== DATA PROVIDED ==
"""
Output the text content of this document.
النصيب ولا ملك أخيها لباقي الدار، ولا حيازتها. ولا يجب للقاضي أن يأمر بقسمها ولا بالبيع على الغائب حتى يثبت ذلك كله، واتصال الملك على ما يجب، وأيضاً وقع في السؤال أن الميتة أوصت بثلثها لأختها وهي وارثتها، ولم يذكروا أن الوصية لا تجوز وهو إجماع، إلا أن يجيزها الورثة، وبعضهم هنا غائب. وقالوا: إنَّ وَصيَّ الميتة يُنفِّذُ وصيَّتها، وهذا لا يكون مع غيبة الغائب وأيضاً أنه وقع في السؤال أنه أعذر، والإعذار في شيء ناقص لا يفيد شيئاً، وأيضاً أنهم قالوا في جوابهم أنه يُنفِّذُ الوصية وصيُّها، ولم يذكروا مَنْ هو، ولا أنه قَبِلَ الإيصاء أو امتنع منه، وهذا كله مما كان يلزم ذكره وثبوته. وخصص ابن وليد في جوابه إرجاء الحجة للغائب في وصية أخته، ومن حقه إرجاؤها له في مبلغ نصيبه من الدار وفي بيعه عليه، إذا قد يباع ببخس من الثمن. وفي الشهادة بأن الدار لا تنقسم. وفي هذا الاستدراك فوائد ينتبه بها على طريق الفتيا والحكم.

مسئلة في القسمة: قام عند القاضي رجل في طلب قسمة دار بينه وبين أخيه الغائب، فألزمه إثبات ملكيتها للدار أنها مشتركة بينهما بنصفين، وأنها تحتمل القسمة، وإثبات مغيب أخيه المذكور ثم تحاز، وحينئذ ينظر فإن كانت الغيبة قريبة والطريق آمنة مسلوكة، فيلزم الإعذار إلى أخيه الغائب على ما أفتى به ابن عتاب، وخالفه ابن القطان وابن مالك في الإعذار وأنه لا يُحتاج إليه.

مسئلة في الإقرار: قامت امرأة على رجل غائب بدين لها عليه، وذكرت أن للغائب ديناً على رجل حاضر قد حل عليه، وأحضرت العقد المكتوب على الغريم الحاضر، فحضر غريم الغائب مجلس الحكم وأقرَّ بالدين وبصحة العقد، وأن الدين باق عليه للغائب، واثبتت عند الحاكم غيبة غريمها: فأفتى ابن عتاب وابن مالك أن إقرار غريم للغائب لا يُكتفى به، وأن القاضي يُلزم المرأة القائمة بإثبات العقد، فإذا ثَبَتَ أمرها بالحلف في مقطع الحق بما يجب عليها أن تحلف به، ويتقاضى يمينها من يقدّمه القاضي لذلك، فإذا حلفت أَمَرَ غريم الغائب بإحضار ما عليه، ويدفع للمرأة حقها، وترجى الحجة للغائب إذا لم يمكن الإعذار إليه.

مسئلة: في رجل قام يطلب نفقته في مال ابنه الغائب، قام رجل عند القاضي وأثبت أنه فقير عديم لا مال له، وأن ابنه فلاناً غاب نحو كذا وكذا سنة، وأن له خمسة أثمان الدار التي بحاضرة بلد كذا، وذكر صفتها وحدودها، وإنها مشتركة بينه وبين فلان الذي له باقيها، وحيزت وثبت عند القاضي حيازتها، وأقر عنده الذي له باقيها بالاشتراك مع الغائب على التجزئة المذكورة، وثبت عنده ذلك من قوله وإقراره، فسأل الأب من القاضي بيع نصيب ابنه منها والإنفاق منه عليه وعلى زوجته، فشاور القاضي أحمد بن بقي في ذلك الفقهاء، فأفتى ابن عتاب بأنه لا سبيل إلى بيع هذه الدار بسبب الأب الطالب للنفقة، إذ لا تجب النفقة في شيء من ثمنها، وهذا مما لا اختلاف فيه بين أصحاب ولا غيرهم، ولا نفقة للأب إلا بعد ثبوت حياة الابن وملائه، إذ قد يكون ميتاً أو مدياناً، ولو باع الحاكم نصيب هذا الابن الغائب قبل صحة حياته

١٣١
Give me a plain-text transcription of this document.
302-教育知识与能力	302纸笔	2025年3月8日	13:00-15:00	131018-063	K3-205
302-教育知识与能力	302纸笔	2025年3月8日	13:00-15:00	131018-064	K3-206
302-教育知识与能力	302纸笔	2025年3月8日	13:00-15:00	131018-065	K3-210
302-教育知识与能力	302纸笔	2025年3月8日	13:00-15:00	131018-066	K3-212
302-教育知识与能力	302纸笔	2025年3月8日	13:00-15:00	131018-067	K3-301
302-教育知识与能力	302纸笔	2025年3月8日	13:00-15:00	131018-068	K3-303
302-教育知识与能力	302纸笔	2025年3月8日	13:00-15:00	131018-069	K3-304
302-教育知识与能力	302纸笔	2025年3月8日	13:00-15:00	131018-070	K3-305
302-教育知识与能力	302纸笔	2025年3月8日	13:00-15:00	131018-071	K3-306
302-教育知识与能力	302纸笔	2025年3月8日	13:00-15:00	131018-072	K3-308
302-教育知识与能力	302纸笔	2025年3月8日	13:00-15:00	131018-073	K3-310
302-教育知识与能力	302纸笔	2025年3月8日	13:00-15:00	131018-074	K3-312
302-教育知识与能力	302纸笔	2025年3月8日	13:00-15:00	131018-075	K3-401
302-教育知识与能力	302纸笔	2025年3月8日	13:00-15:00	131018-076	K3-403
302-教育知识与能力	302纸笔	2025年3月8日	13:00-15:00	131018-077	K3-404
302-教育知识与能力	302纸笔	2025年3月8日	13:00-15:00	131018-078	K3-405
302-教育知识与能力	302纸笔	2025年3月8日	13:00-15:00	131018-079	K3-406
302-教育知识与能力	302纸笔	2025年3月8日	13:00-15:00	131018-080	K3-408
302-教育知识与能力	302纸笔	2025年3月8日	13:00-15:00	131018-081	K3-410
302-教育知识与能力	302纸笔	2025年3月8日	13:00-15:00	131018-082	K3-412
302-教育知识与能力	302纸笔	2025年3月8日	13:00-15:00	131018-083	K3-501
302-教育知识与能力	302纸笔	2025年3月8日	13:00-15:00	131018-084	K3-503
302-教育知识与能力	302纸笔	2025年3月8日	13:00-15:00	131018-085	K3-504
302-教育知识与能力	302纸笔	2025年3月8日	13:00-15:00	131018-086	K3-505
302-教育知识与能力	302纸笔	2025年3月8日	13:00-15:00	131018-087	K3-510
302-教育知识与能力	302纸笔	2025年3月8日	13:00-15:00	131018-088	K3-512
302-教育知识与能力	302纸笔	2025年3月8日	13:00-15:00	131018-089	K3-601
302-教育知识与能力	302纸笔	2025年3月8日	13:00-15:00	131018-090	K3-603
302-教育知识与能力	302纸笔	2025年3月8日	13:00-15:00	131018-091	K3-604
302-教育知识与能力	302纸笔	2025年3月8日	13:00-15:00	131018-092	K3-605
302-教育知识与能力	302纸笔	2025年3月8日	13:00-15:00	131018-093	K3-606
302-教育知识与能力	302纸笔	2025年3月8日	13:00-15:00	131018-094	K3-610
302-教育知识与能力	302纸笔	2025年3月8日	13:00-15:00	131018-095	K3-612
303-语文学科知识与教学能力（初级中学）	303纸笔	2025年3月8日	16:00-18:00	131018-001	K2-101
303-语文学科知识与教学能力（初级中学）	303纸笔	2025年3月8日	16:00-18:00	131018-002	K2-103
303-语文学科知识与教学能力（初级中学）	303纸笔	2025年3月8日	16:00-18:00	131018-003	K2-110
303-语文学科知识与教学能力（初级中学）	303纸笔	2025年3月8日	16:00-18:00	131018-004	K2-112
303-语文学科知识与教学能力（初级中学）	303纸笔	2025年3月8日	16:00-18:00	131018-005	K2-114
"""
== EXERCISE GOAL ==
Each entry above needs to be retyped exactly.

== RESULT BELOW ==
Output the text content of this document.
النصيب ولا ملك أخيها لباقي الدار، ولا حيازتها. ولا يجب للقاضي أن يأمر بقسمها ولا بالبيع على الغائب حتى يثبت ذلك كله، واتصال الملك على ما يجب، وأيضاً وقع في السؤال أن الميتة أوصت بثلثها لأختها وهي وارثتها، ولم يذكروا أن الوصية لا تجوز وهو إجماع، إلا أن يجيزها الورثة، وبعضهم هنا غائب. وقالوا: إنَّ وَصيَّ الميتة يُنفِّذُ وصيَّتها، وهذا لا يكون مع غيبة الغائب وأيضاً أنه وقع في السؤال أنه أعذر، والإعذار في شيء ناقص لا يفيد شيئاً، وأيضاً أنهم قالوا في جوابهم أنه يُنفِّذُ الوصية وصيُّها، ولم يذكروا مَنْ هو، ولا أنه قَبِلَ الإيصاء أو امتنع منه، وهذا كله مما كان يلزم ذكره وثبوته. وخصص ابن وليد في جوابه إرجاء الحجة للغائب في وصية أخته، ومن حقه إرجاؤها له في مبلغ نصيبه من الدار وفي بيعه عليه، إذا قد يباع ببخس من الثمن. وفي الشهادة بأن الدار لا تنقسم. وفي هذا الاستدراك فوائد ينتبه بها على طريق الفتيا والحكم.

مسئلة في القسمة: قام عند القاضي رجل في طلب قسمة دار بينه وبين أخيه الغائب، فألزمه إثبات ملكيتها للدار أنها مشتركة بينهما بنصفين، وأنها تحتمل القسمة، وإثبات مغيب أخيه المذكور ثم تحاز، وحينئذ ينظر فإن كانت الغيبة قريبة والطريق آمنة مسلوكة، فيلزم الإعذار إلى أخيه الغائب على ما أفتى به ابن عتاب، وخالفه ابن القطان وابن مالك في الإعذار وأنه لا يُحتاج إليه.

مسئلة في الإقرار: قامت امرأة على رجل غائب بدين لها عليه، وذكرت أن للغائب ديناً على رجل حاضر قد حل عليه، وأحضرت العقد المكتوب على الغريم الحاضر، فحضر غريم الغائب مجلس الحكم وأقرَّ بالدين وبصحة العقد، وأن الدين باق عليه للغائب، واثبتت عند الحاكم غيبة غريمها: فأفتى ابن عتاب وابن مالك أن إقرار غريم للغائب لا يُكتفى به، وأن القاضي يُلزم المرأة القائمة بإثبات العقد، فإذا ثَبَتَ أمرها بالحلف في مقطع الحق بما يجب عليها أن تحلف به، ويتقاضى يمينها من يقدّمه القاضي لذلك، فإذا حلفت أَمَرَ غريم الغائب بإحضار ما عليه، ويدفع للمرأة حقها، وترجى الحجة للغائب إذا لم يمكن الإعذار إليه.

مسئلة: في رجل قام يطلب نفقته في مال ابنه الغائب، قام رجل عند القاضي وأثبت أنه فقير عديم لا مال له، وأن ابنه فلاناً غاب نحو كذا وكذا سنة، وأن له خمسة أثمان الدار التي بحاضرة بلد كذا، وذكر صفتها وحدودها، وإنها مشتركة بينه وبين فلان الذي له باقيها، وحيزت وثبت عند القاضي حيازتها، وأقر عنده الذي له باقيها بالاشتراك مع الغائب على التجزئة المذكورة، وثبت عنده ذلك من قوله وإقراره، فسأل الأب من القاضي بيع نصيب ابنه منها والإنفاق منه عليه وعلى زوجته، فشاور القاضي أحمد بن بقي في ذلك الفقهاء، فأفتى ابن عتاب بأنه لا سبيل إلى بيع هذه الدار بسبب الأب الطالب للنفقة، إذ لا تجب النفقة في شيء من ثمنها، وهذا مما لا اختلاف فيه بين أصحاب ولا غيرهم، ولا نفقة للأب إلا بعد ثبوت حياة الابن وملائه، إذ قد يكون ميتاً أو مدياناً، ولو باع الحاكم نصيب هذا الابن الغائب قبل صحة حياته

١٣١
Give me a plain-text transcription of this document.
302-教育知识与能力	302纸笔	2025年3月8日	13:00-15:00	131018-063	K3-205
302-教育知识与能力	302纸笔	2025年3月8日	13:00-15:00	131018-064	K3-206
302-教育知识与能力	302纸笔	2025年3月8日	13:00-15:00	131018-065	K3-210
302-教育知识与能力	302纸笔	2025年3月8日	13:00-15:00	131018-066	K3-212
302-教育知识与能力	302纸笔	2025年3月8日	13:00-15:00	131018-067	K3-301
302-教育知识与能力	302纸笔	2025年3月8日	13:00-15:00	131018-068	K3-303
302-教育知识与能力	302纸笔	2025年3月8日	13:00-15:00	131018-069	K3-304
302-教育知识与能力	302纸笔	2025年3月8日	13:00-15:00	131018-070	K3-305
302-教育知识与能力	302纸笔	2025年3月8日	13:00-15:00	131018-071	K3-306
302-教育知识与能力	302纸笔	2025年3月8日	13:00-15:00	131018-072	K3-308
302-教育知识与能力	302纸笔	2025年3月8日	13:00-15:00	131018-073	K3-310
302-教育知识与能力	302纸笔	2025年3月8日	13:00-15:00	131018-074	K3-312
302-教育知识与能力	302纸笔	2025年3月8日	13:00-15:00	131018-075	K3-401
302-教育知识与能力	302纸笔	2025年3月8日	13:00-15:00	131018-076	K3-403
302-教育知识与能力	302纸笔	2025年3月8日	13:00-15:00	131018-077	K3-404
302-教育知识与能力	302纸笔	2025年3月8日	13:00-15:00	131018-078	K3-405
302-教育知识与能力	302纸笔	2025年3月8日	13:00-15:00	131018-079	K3-406
302-教育知识与能力	302纸笔	2025年3月8日	13:00-15:00	131018-080	K3-408
302-教育知识与能力	302纸笔	2025年3月8日	13:00-15:00	131018-081	K3-410
302-教育知识与能力	302纸笔	2025年3月8日	13:00-15:00	131018-082	K3-412
302-教育知识与能力	302纸笔	2025年3月8日	13:00-15:00	131018-083	K3-501
302-教育知识与能力	302纸笔	2025年3月8日	13:00-15:00	131018-084	K3-503
302-教育知识与能力	302纸笔	2025年3月8日	13:00-15:00	131018-085	K3-504
302-教育知识与能力	302纸笔	2025年3月8日	13:00-15:00	131018-086	K3-505
302-教育知识与能力	302纸笔	2025年3月8日	13:00-15:00	131018-087	K3-510
302-教育知识与能力	302纸笔	2025年3月8日	13:00-15:00	131018-088	K3-512
302-教育知识与能力	302纸笔	2025年3月8日	13:00-15:00	131018-089	K3-601
302-教育知识与能力	302纸笔	2025年3月8日	13:00-15:00	131018-090	K3-603
302-教育知识与能力	302纸笔	2025年3月8日	13:00-15:00	131018-091	K3-604
302-教育知识与能力	302纸笔	2025年3月8日	13:00-15:00	131018-092	K3-605
302-教育知识与能力	302纸笔	2025年3月8日	13:00-15:00	131018-093	K3-606
302-教育知识与能力	302纸笔	2025年3月8日	13:00-15:00	131018-094	K3-610
302-教育知识与能力	302纸笔	2025年3月8日	13:00-15:00	131018-095	K3-612
303-语文学科知识与教学能力（初级中学）	303纸笔	2025年3月8日	16:00-18:00	131018-001	K2-101
303-语文学科知识与教学能力（初级中学）	303纸笔	2025年3月8日	16:00-18:00	131018-002	K2-103
303-语文学科知识与教学能力（初级中学）	303纸笔	2025年3月8日	16:00-18:00	131018-003	K2-110
303-语文学科知识与教学能力（初级中学）	303纸笔	2025年3月8日	16:00-18:00	131018-004	K2-112
303-语文学科知识与教学能力（初级中学）	303纸笔	2025年3月8日	16:00-18:00	131018-005	K2-114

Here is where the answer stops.